*INFORMATION SHOWN*
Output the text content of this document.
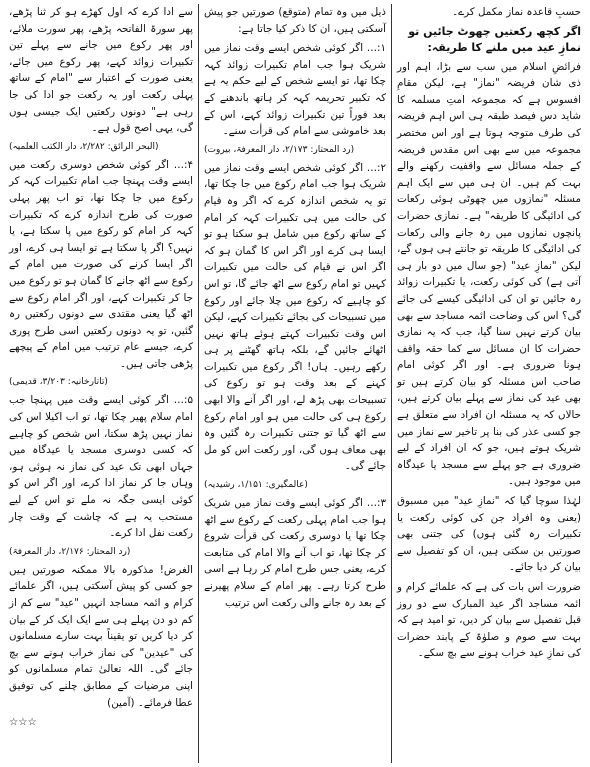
حسبِ قاعدہ نماز مکمل کرے۔
اگر کچھ رکعتیں چھوٹ جائیں تو نمازِ عید میں ملنے کا طریقہ:
فرائضِ اسلام میں سب سے بڑا، اہم اور ذی شان فریضہ "نماز" ہے، لیکن مقامِ افسوس ہے کہ مجموعہ امتِ مسلمہ کا شاید دس فیصد طبقہ ہی اس اہم فریضہ کی طرف متوجہ ہوتا ہے اور اس مختصر مجموعہ میں سے بھی اس مقدس فریضہ کے جملہ مسائل سے واقفیت رکھنے والے بہت کم ہیں۔ ان ہی میں سے ایک اہم مسئلہ "نمازوں میں چھوٹی ہوئی رکعات کی ادائیگی کا طریقہ" ہے۔ نمازی حضرات پانچوں نمازوں میں رہ جانے والی رکعات کی ادائیگی کا طریقہ تو جانتے ہی ہوں گے، لیکن "نمازِ عید" (جو سال میں دو بار ہی آتی ہے) کی کوئی رکعت، یا تکبیرات زوائد رہ جائیں تو ان کی ادائیگی کیسے کی جائے گی؟ اس کی وضاحت ائمہ مساجد سے بھی بیان کرتے نہیں سنا گیا، جب کہ یہ نمازی حضرات کا ان مسائل سے کما حقہ واقف ہونا ضروری ہے۔ اور اگر کوئی امام صاحب اس مسئلہ کو بیان کرتے ہیں تو بھی عید کی نماز سے پہلے بیان کرتے ہیں، حالاں کہ یہ مسئلہ ان افراد سے متعلق ہے جو کسی عذر کی بنا پر تاخیر سے نماز میں شریک ہوتے ہیں، جو کہ ان افراد کے لیے ضروری ہے جو پہلے سے مسجد یا عیدگاہ میں موجود ہیں۔
لہٰذا سوچا گیا کہ "نمازِ عید" میں مسبوق (یعنی وہ افراد جن کی کوئی رکعت یا تکبیرات رہ گئی ہوں) کی جتنی بھی صورتیں بن سکتی ہیں، ان کو تفصیل سے بیان کر دیا جائے۔
ضرورت اس بات کی ہے کہ علمائے کرام و ائمہ مساجد اگر عید المبارک سے دو روز قبل تفصیل سے بیان کر دیں، تو امید ہے کہ بہت سے صوم و صلوٰۃ کے پابند حضرات کی نمازِ عید خراب ہونے سے بچ سکے۔
ذیل میں وہ تمام (متوقع) صورتیں جو پیش آسکتی ہیں، ان کا ذکر کیا جاتا ہے:
۱:… اگر کوئی شخص ایسے وقت نماز میں شریک ہوا جب امام تکبیرات زوائد کہہ چکا تھا، تو ایسے شخص کے لیے حکم یہ ہے کہ تکبیر تحریمہ کہہ کر ہاتھ باندھنے کے بعد فوراً تین تکبیرات زوائد کہے، اس کے بعد خاموشی سے امام کی قرأت سنے۔
(رد المحتار: ۲/۱۷۳، دار المعرفۃ، بیروت)
۲:… اگر کوئی شخص ایسے وقت نماز میں شریک ہوا جب امام رکوع میں جا چکا تھا، تو یہ شخص اندازہ کرے کہ اگر وہ قیام کی حالت میں ہی تکبیرات کہہ کر امام کے ساتھ رکوع میں شامل ہو سکتا ہو تو ایسا ہی کرے اور اگر اس کا گمان ہو کہ اگر اس نے قیام کی حالت میں تکبیرات کہیں تو امام رکوع سے اٹھ جائے گا، تو اس کو چاہیے کہ رکوع میں چلا جائے اور رکوع میں تسبیحات کی بجائے تکبیرات کہے، لیکن اس وقت تکبیرات کہتے ہوئے ہاتھ نہیں اٹھائے جائیں گے، بلکہ ہاتھ گھٹنے پر ہی رکھے رہیں۔ ہاں! اگر رکوع میں تکبیرات کہنے کے بعد وقت ہو تو رکوع کی تسبیحات بھی پڑھ لے، اور اگر آنے والا ابھی رکوع ہی کی حالت میں ہو اور امام رکوع سے اٹھ گیا تو جتنی تکبیرات رہ گئیں وہ بھی معاف ہوں گی، اور رکعت اس کو مل جائے گی۔
(عالمگیری: ۱/۱۵۱، رشیدیہ)
۳:… اگر کوئی ایسے وقت نماز میں شریک ہوا جب امام پہلی رکعت کے رکوع سے اٹھ چکا تھا یا دوسری رکعت کی قرأت شروع کر چکا تھا، تو اب آنے والا امام کی متابعت کرے، یعنی جس طرح امام کر رہا ہے اسی طرح کرتا رہے۔ پھر امام کے سلام پھیرنے کے بعد رہ جانے والی رکعت اس ترتیب
سے ادا کرے کہ اول کھڑے ہو کر ثنا پڑھے، پھر سورۃ الفاتحہ پڑھے، پھر سورت ملائے، اور پھر رکوع میں جانے سے پہلے تین تکبیرات زوائد کہے، پھر رکوع میں جائے، یعنی صورت کے اعتبار سے "امام کے ساتھ پہلی رکعت اور یہ رکعت جو ادا کی جا رہی ہے" دونوں رکعتیں ایک جیسی ہوں گی، یہی اصح قول ہے۔
(البحر الرائق: ۲/۲۸۲، دار الکتب العلمیہ)
۴:… اگر کوئی شخص دوسری رکعت میں ایسے وقت پہنچا جب امام تکبیرات کہہ کر رکوع میں جا چکا تھا، تو اب پھر پہلی صورت کی طرح اندازہ کرے کہ تکبیرات کہہ کر امام کو رکوع میں پا سکتا ہے، یا نہیں؟ اگر پا سکتا ہے تو ایسا ہی کرے، اور اگر ایسا کرنے کی صورت میں امام کے رکوع سے اٹھ جانے کا گمان ہو تو رکوع میں جا کر تکبیرات کہے، اور اگر امام رکوع سے اٹھ گیا یعنی مقتدی سے دونوں رکعتیں رہ گئیں، تو یہ دونوں رکعتیں اسی طرح پوری کرے، جیسے عام ترتیب میں امام کے پیچھے پڑھی جاتی ہیں۔
(تاتارخانیہ: ۳/۲۰۳، قدیمی)
۵:… اگر کوئی ایسے وقت میں پہنچا جب امام سلام پھیر چکا تھا، تو اب اکیلا اس کی نماز نہیں پڑھ سکتا، اس شخص کو چاہیے کہ کسی دوسری مسجد یا عیدگاہ میں جہاں ابھی تک عید کی نماز نہ ہوئی ہو، وہاں جا کر نماز ادا کرے، اور اگر اس کو کوئی ایسی جگہ نہ ملے تو اس کے لیے مستحب یہ ہے کہ چاشت کے وقت چار رکعت نفل ادا کرے۔
(رد المحتار: ۲/۱۷۶، دار المعرفۃ)
الغرض! مذکورہ بالا ممکنہ صورتیں ہیں جو کسی کو پیش آسکتی ہیں، اگر علمائے کرام و ائمہ مساجد انہیں "عید" سے کم از کم دو دن پہلے ہی سے ایک ایک کر کے بیان کر دیا کریں تو یقیناً بہت سارے مسلمانوں کی "عیدین" کی نماز خراب ہونے سے بچ جائے گی۔ اللہ تعالیٰ تمام مسلمانوں کو اپنی مرضیات کے مطابق چلنے کی توفیق عطا فرمائے۔ (آمین)
☆☆☆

*GOAL*
Lines that hold "جتنی" are the ones to copy; find all of them.

*RESULT OF THE EXERCISE*
لہٰذا سوچا گیا کہ "نمازِ عید" میں مسبوق (یعنی وہ افراد جن کی کوئی رکعت یا تکبیرات رہ گئی ہوں) کی جتنی بھی صورتیں بن سکتی ہیں، ان کو تفصیل سے بیان کر دیا جائے۔
۲:… اگر کوئی شخص ایسے وقت نماز میں شریک ہوا جب امام رکوع میں جا چکا تھا، تو یہ شخص اندازہ کرے کہ اگر وہ قیام کی حالت میں ہی تکبیرات کہہ کر امام کے ساتھ رکوع میں شامل ہو سکتا ہو تو ایسا ہی کرے اور اگر اس کا گمان ہو کہ اگر اس نے قیام کی حالت میں تکبیرات کہیں تو امام رکوع سے اٹھ جائے گا، تو اس کو چاہیے کہ رکوع میں چلا جائے اور رکوع میں تسبیحات کی بجائے تکبیرات کہے، لیکن اس وقت تکبیرات کہتے ہوئے ہاتھ نہیں اٹھائے جائیں گے، بلکہ ہاتھ گھٹنے پر ہی رکھے رہیں۔ ہاں! اگر رکوع میں تکبیرات کہنے کے بعد وقت ہو تو رکوع کی تسبیحات بھی پڑھ لے، اور اگر آنے والا ابھی رکوع ہی کی حالت میں ہو اور امام رکوع سے اٹھ گیا تو جتنی تکبیرات رہ گئیں وہ بھی معاف ہوں گی، اور رکعت اس کو مل جائے گی۔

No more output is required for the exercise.